• Excerpted passage:
============

The protest over this particular forest arose spontaneously within the local community and was not orchestrated by any conservation body (although of course we were supported). The “rent-a-crowd” was there of course (although “rent” in this sense is a peculiar word since the cost of the rent is always zero. Friends of forests everywhere will always rally in support of their fellows in other regions and States when and as they can). Many residents of the Deloraine-Meander-Caveside area, of all ages and occupations, had serious aspirations for their region, aspirations not furthered by rolling over in the face of an ever more rapacious woodchip industry and bully tactics by the government. HU307 had very significant special conservation values, and had been reserved under the previous interim RFA. Here was the line in the sand.
A little like the situation now facing the people of the Tamar Valley. In the case of Mother Cummings the direct threats to air, water and property values were obviously not as dire. But any government claiming to be credibly responsive and representative needs to realise that most people feel the need for more than the basics of food, housing, employment and health services, and endless kitsch man-made bread and circuses. Many have an affinity with land and place which cannot be denied. That’s widely accepted in the case of indigenous people, but they are not alone.
I had the honour of becoming the most recognisable public face of the campaign when I erected a tree platform in the path of a proposed road and whilst in residence there sent out regular emails via a laptop computer and cellphone.
Roll back to 1998 … (material from the website of the time)
Locality
Mother Cummings Peak is located in Tasmania, the island State of Australia, at south latitude 41 degrees 41 minutes, east longitude 146 degrees 33 minutes. The summit is 1255 metres above sea level. The village of Meander is located 6km to the north-east and the nearest sizeable town is Deloraine.
The summit itself is protected within the Tasmanian Wilderness World Heritage Area, but the northern and eastern forested slopes which form the natural ecological continuum are “multiple-use forest” and available for timber harvesting. A large bench at 700 metres altitude on the northern side is designated as coupes HU306A, B and C. The A coupe has now been clearfelled, and the “rubbish” remaining after sawlog and pulpwood extraction was burnt on Friday 17 April 1998. The B and C coupes are due to be clearfell logged shortly.

============

• Data provided:

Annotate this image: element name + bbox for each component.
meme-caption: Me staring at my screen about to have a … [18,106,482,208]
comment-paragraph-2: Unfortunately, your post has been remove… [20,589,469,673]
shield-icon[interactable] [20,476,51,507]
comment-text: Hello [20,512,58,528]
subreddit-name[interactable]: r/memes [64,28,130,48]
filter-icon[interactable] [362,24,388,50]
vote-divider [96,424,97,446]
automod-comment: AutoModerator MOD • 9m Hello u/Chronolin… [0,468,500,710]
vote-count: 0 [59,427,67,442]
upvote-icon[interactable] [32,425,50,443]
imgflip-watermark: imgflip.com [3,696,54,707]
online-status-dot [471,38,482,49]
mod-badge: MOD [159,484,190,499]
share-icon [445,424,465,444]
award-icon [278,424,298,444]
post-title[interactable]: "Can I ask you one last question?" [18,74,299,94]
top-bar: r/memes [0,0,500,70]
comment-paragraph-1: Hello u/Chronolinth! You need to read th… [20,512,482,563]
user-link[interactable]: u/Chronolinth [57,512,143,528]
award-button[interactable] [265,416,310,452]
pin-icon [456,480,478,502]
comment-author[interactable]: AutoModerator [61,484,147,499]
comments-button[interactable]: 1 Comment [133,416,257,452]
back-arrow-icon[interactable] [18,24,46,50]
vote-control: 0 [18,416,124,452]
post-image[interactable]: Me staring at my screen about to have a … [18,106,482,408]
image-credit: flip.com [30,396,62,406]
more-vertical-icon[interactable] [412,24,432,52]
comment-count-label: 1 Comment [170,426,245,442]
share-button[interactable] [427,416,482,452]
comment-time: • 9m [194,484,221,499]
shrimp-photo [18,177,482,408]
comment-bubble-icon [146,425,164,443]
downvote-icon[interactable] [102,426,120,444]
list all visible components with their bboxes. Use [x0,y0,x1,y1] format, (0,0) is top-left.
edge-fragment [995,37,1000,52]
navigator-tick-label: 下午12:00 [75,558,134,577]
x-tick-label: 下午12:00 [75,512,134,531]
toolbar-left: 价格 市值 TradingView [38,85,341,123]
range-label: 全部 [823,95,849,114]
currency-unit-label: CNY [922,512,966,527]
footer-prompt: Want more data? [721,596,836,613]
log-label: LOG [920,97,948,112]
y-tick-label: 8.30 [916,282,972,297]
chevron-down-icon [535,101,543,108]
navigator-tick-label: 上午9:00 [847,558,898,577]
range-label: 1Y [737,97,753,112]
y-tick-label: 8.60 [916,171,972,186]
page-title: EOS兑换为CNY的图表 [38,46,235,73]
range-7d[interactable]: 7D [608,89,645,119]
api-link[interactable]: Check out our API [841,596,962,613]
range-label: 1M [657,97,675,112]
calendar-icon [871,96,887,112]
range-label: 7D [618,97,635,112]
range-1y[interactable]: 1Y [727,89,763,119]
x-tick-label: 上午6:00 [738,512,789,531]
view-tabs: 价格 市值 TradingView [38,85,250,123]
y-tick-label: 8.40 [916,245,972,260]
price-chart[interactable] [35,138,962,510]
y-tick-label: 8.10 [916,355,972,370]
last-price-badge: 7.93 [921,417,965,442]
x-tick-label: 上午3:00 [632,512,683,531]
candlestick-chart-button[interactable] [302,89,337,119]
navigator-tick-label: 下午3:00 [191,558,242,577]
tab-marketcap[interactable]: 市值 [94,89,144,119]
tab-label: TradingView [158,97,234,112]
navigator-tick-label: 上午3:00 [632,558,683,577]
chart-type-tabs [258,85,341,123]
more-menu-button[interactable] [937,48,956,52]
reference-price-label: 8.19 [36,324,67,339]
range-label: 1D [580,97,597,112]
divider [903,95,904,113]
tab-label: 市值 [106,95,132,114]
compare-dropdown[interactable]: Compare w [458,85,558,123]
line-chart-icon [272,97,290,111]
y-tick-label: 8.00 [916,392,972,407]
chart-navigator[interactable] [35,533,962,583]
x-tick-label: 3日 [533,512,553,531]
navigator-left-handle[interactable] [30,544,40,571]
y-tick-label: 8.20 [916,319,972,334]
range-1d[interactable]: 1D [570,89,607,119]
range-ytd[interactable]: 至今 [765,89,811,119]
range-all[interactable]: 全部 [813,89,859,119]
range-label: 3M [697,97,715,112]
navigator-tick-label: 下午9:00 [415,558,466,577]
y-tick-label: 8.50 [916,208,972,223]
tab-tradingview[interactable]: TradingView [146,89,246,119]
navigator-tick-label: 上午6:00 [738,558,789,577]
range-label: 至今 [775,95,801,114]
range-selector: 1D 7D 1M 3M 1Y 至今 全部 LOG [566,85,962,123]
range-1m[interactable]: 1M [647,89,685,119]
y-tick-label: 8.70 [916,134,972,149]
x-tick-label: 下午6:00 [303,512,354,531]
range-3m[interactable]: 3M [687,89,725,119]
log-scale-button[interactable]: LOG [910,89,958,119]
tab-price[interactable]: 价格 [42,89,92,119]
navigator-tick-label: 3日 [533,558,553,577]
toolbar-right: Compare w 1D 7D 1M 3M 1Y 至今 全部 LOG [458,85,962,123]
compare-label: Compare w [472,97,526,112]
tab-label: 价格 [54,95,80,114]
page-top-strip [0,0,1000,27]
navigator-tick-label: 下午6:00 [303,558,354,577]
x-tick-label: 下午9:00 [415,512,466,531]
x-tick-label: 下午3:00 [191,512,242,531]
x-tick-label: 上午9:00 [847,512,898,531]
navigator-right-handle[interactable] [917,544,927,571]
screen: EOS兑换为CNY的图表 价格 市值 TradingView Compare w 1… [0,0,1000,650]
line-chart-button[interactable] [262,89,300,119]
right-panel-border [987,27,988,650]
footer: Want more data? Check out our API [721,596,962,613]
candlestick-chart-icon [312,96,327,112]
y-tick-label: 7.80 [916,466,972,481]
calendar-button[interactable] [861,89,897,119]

============

• Challenge 1: Copy the records from their first line through the line containing "comment-text: Hello [20,512,58,528]", both ends included, and reproduce each line unchanged.
• Challenge 2: Continue the account of the Mother Cummings Peak forest campaign, picking up right after its final sentence.

• Final answer 1:
Annotate this image: element name + bbox for each component.
meme-caption: Me staring at my screen about to have a … [18,106,482,208]
comment-paragraph-2: Unfortunately, your post has been remove… [20,589,469,673]
shield-icon[interactable] [20,476,51,507]
comment-text: Hello [20,512,58,528]

• Final answer 2:
Coupe HU307
Another forested bench at the 850-metre level on the eastern side of the peak had been campaigned for vigorously by conservationists during the two-year period of negotiations for the Tasmanian Regional Forest Agreement (RFA). The RFA was signed by the Prime Minister of Australia and the Premier of Tasmania on 8 November 1997, and handed over this forest (along with most other Tasmanian forest not already reserved) to the woodchippers. This was in spite of the prior recognition in the Interim Forest Agreement of the high biodiversity values of this bench which resulted in its being set aside from logging while the RFA was negotiated.
“Coupe HU307” was notable for
• never having been logged (much surrounding forest had been selectively logged prior to the 1950s) and containing many old-growth habitat trees, including breeding habitat suitable for the endangered wedge-tailed eagle (Aquila audax fleayi) which was present in the area.
• containing two recognised forest types (tall and dry Eucalyptus delegatensis) whose old-growth phases were inadequately reserved (according to the governments’ agreed targets) both before the RFA and after the RFA.
• containing a unique sphagnum bog community
• containing relictual King Billy pines (Athrotaxis selaginoides), probably the north-easternmost extant examples.
• being located on top of a sandstone stratum which was demonstrably landslip-prone. In the near vicinity are several landslips at the same level, at least two of which were probably caused by older forestry roading.
• its significance to a growing local indigenous community seeking to re-establish its links to the land and to ancestral sites, and trying to create employment through cultural tourism.
• being an existing eco-tourism resource, relatively accessible, and having further such potential - in a region of Tasmania whose economy focusses largely around tourism and is not greatly dependent on forestry industry.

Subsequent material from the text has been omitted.